**Task**
Copy nothing but the text: repeat each entry exactly and drop the images.

**Figure record extracts**
** BEGIN **

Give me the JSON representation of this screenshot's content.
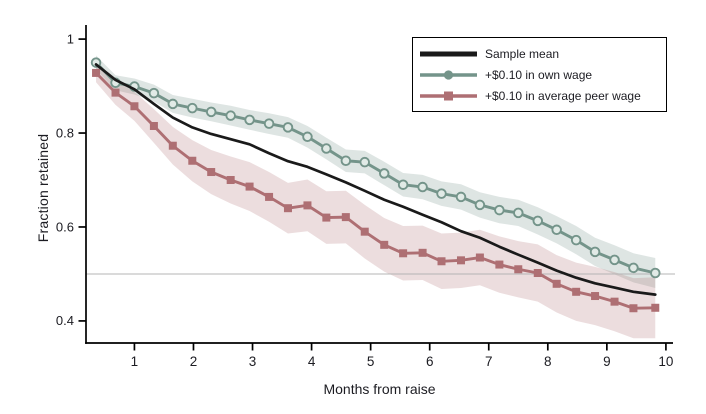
{
  "figure": {
    "background": "#ffffff",
    "text_color": "#1c1c22",
    "axis_color": "#000000"
  },
  "chart_data": {
    "type": "line",
    "title": "",
    "xlabel": "Months from raise",
    "ylabel": "Fraction retained",
    "xlim": [
      0.18,
      10.12
    ],
    "ylim": [
      0.353,
      1.03
    ],
    "xticks": [
      "1",
      "2",
      "3",
      "4",
      "5",
      "6",
      "7",
      "8",
      "9",
      "10"
    ],
    "xtick_values": [
      1,
      2,
      3,
      4,
      5,
      6,
      7,
      8,
      9,
      10
    ],
    "yticks": [
      "1",
      "0.8",
      "0.6",
      "0.4"
    ],
    "ytick_values": [
      1,
      0.8,
      0.6,
      0.4
    ],
    "grid": false,
    "reference_line_y": 0.5,
    "reference_line_color": "#b4b4b4",
    "legend_position": "top-right",
    "x": [
      0.35,
      0.68,
      1.0,
      1.33,
      1.65,
      1.98,
      2.3,
      2.63,
      2.95,
      3.28,
      3.6,
      3.93,
      4.25,
      4.58,
      4.9,
      5.23,
      5.55,
      5.88,
      6.2,
      6.53,
      6.85,
      7.18,
      7.5,
      7.83,
      8.15,
      8.48,
      8.8,
      9.13,
      9.45,
      9.82
    ],
    "series": [
      {
        "name": "Sample mean",
        "color": "#1a1a1a",
        "marker": "none",
        "linewidth": 2.7,
        "values": [
          0.946,
          0.913,
          0.893,
          0.862,
          0.833,
          0.812,
          0.798,
          0.787,
          0.776,
          0.757,
          0.74,
          0.728,
          0.712,
          0.695,
          0.677,
          0.658,
          0.643,
          0.626,
          0.61,
          0.591,
          0.577,
          0.558,
          0.541,
          0.524,
          0.507,
          0.492,
          0.48,
          0.471,
          0.462,
          0.456
        ]
      },
      {
        "name": "+$0.10 in own wage",
        "color": "#74948a",
        "band_color": "rgba(116,148,138,0.24)",
        "marker": "circle-open",
        "marker_fill": "#e1eae6",
        "linewidth": 2.9,
        "values": [
          0.95,
          0.907,
          0.899,
          0.885,
          0.862,
          0.853,
          0.845,
          0.837,
          0.828,
          0.82,
          0.812,
          0.792,
          0.767,
          0.741,
          0.738,
          0.714,
          0.69,
          0.685,
          0.671,
          0.664,
          0.647,
          0.636,
          0.63,
          0.613,
          0.594,
          0.572,
          0.547,
          0.53,
          0.513,
          0.502
        ],
        "band_halfwidth": [
          0.015,
          0.016,
          0.017,
          0.018,
          0.019,
          0.02,
          0.02,
          0.021,
          0.021,
          0.022,
          0.022,
          0.023,
          0.023,
          0.024,
          0.024,
          0.025,
          0.025,
          0.026,
          0.026,
          0.027,
          0.027,
          0.028,
          0.028,
          0.029,
          0.029,
          0.03,
          0.03,
          0.031,
          0.031,
          0.032
        ]
      },
      {
        "name": "+$0.10 in average peer wage",
        "color": "#ae6f73",
        "band_color": "rgba(174,111,115,0.24)",
        "marker": "square",
        "linewidth": 2.9,
        "values": [
          0.928,
          0.886,
          0.857,
          0.815,
          0.773,
          0.741,
          0.717,
          0.7,
          0.686,
          0.664,
          0.64,
          0.646,
          0.62,
          0.621,
          0.59,
          0.562,
          0.544,
          0.545,
          0.527,
          0.529,
          0.535,
          0.52,
          0.51,
          0.502,
          0.479,
          0.462,
          0.453,
          0.441,
          0.427,
          0.428
        ],
        "band_halfwidth": [
          0.02,
          0.026,
          0.031,
          0.036,
          0.04,
          0.044,
          0.047,
          0.05,
          0.052,
          0.053,
          0.054,
          0.055,
          0.056,
          0.056,
          0.057,
          0.057,
          0.058,
          0.058,
          0.059,
          0.059,
          0.059,
          0.06,
          0.06,
          0.061,
          0.061,
          0.062,
          0.062,
          0.063,
          0.064,
          0.065
        ]
      }
    ]
  }
}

** END **

**Output below**
Give me the JSON representation of this screenshot's content.
{
  "figure": {
    "background": "#ffffff",
    "text_color": "#1c1c22",
    "axis_color": "#000000"
  },
  "chart_data": {
    "type": "line",
    "title": "",
    "xlabel": "Months from raise",
    "ylabel": "Fraction retained",
    "xlim": [
      0.18,
      10.12
    ],
    "ylim": [
      0.353,
      1.03
    ],
    "xticks": [
      "1",
      "2",
      "3",
      "4",
      "5",
      "6",
      "7",
      "8",
      "9",
      "10"
    ],
    "xtick_values": [
      1,
      2,
      3,
      4,
      5,
      6,
      7,
      8,
      9,
      10
    ],
    "yticks": [
      "1",
      "0.8",
      "0.6",
      "0.4"
    ],
    "ytick_values": [
      1,
      0.8,
      0.6,
      0.4
    ],
    "grid": false,
    "reference_line_y": 0.5,
    "reference_line_color": "#b4b4b4",
    "legend_position": "top-right",
    "x": [
      0.35,
      0.68,
      1.0,
      1.33,
      1.65,
      1.98,
      2.3,
      2.63,
      2.95,
      3.28,
      3.6,
      3.93,
      4.25,
      4.58,
      4.9,
      5.23,
      5.55,
      5.88,
      6.2,
      6.53,
      6.85,
      7.18,
      7.5,
      7.83,
      8.15,
      8.48,
      8.8,
      9.13,
      9.45,
      9.82
    ],
    "series": [
      {
        "name": "Sample mean",
        "color": "#1a1a1a",
        "marker": "none",
        "linewidth": 2.7,
        "values": [
          0.946,
          0.913,
          0.893,
          0.862,
          0.833,
          0.812,
          0.798,
          0.787,
          0.776,
          0.757,
          0.74,
          0.728,
          0.712,
          0.695,
          0.677,
          0.658,
          0.643,
          0.626,
          0.61,
          0.591,
          0.577,
          0.558,
          0.541,
          0.524,
          0.507,
          0.492,
          0.48,
          0.471,
          0.462,
          0.456
        ]
      },
      {
        "name": "+$0.10 in own wage",
        "color": "#74948a",
        "band_color": "rgba(116,148,138,0.24)",
        "marker": "circle-open",
        "marker_fill": "#e1eae6",
        "linewidth": 2.9,
        "values": [
          0.95,
          0.907,
          0.899,
          0.885,
          0.862,
          0.853,
          0.845,
          0.837,
          0.828,
          0.82,
          0.812,
          0.792,
          0.767,
          0.741,
          0.738,
          0.714,
          0.69,
          0.685,
          0.671,
          0.664,
          0.647,
          0.636,
          0.63,
          0.613,
          0.594,
          0.572,
          0.547,
          0.53,
          0.513,
          0.502
        ],
        "band_halfwidth": [
          0.015,
          0.016,
          0.017,
          0.018,
          0.019,
          0.02,
          0.02,
          0.021,
          0.021,
          0.022,
          0.022,
          0.023,
          0.023,
          0.024,
          0.024,
          0.025,
          0.025,
          0.026,
          0.026,
          0.027,
          0.027,
          0.028,
          0.028,
          0.029,
          0.029,
          0.03,
          0.03,
          0.031,
          0.031,
          0.032
        ]
      },
      {
        "name": "+$0.10 in average peer wage",
        "color": "#ae6f73",
        "band_color": "rgba(174,111,115,0.24)",
        "marker": "square",
        "linewidth": 2.9,
        "values": [
          0.928,
          0.886,
          0.857,
          0.815,
          0.773,
          0.741,
          0.717,
          0.7,
          0.686,
          0.664,
          0.64,
          0.646,
          0.62,
          0.621,
          0.59,
          0.562,
          0.544,
          0.545,
          0.527,
          0.529,
          0.535,
          0.52,
          0.51,
          0.502,
          0.479,
          0.462,
          0.453,
          0.441,
          0.427,
          0.428
        ],
        "band_halfwidth": [
          0.02,
          0.026,
          0.031,
          0.036,
          0.04,
          0.044,
          0.047,
          0.05,
          0.052,
          0.053,
          0.054,
          0.055,
          0.056,
          0.056,
          0.057,
          0.057,
          0.058,
          0.058,
          0.059,
          0.059,
          0.059,
          0.06,
          0.06,
          0.061,
          0.061,
          0.062,
          0.062,
          0.063,
          0.064,
          0.065
        ]
      }
    ]
  }
}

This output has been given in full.